_Requirements_.
Check each line of the material. Copy those containing "text".
*** Records
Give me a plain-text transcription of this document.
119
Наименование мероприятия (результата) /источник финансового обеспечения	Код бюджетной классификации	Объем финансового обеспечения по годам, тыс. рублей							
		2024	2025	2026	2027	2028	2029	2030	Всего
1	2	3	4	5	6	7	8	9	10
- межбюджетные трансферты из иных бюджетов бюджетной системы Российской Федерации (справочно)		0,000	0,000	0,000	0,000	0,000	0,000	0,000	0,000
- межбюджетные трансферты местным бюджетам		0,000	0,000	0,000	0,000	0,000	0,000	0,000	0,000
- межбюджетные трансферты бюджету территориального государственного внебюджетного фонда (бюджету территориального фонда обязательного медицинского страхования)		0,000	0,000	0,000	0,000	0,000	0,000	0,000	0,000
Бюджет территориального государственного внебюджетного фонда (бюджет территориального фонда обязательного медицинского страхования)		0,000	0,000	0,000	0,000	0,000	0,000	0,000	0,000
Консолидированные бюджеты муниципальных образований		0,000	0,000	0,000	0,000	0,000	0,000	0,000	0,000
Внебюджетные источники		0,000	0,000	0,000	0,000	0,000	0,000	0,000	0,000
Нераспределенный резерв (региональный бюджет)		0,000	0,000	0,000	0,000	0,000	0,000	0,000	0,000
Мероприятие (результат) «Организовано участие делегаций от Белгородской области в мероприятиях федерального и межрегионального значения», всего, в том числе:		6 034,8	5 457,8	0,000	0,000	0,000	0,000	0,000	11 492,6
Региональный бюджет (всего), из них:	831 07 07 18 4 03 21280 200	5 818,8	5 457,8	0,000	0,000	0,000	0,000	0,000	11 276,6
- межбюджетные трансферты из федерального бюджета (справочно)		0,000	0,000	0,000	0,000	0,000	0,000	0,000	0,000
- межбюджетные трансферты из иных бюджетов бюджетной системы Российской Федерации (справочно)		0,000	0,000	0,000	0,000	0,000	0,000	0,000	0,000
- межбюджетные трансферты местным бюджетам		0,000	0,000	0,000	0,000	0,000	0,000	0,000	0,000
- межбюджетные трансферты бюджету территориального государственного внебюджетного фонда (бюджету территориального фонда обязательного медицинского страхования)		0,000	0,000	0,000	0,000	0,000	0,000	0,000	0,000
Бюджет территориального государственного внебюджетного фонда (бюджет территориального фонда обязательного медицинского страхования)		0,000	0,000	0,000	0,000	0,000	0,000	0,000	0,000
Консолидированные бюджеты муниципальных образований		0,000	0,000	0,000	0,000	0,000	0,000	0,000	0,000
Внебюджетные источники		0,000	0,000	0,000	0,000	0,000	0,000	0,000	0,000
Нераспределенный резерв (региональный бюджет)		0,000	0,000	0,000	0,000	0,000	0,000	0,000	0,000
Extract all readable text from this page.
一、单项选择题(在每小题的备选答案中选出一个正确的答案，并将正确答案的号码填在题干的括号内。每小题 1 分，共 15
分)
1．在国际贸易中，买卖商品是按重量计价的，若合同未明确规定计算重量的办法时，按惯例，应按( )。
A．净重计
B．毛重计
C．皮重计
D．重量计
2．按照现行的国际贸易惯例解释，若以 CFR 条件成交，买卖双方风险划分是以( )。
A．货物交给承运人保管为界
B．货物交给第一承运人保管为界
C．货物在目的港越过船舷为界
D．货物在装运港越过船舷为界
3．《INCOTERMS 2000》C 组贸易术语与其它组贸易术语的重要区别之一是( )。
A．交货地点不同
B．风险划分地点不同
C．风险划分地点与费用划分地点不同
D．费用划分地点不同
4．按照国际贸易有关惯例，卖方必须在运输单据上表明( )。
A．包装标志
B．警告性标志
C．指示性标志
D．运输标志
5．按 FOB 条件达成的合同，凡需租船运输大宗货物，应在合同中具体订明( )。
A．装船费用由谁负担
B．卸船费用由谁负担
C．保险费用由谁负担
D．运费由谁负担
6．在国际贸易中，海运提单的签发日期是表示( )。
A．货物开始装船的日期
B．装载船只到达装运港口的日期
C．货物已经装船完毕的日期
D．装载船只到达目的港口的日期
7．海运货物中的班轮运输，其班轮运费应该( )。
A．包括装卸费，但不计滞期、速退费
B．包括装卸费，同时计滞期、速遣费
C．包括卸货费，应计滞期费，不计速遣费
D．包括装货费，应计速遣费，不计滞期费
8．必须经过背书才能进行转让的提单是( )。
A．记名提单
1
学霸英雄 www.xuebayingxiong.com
******
_Solution to this exercise_.
Give me a plain-text transcription of this document.
Extract all readable text from this page.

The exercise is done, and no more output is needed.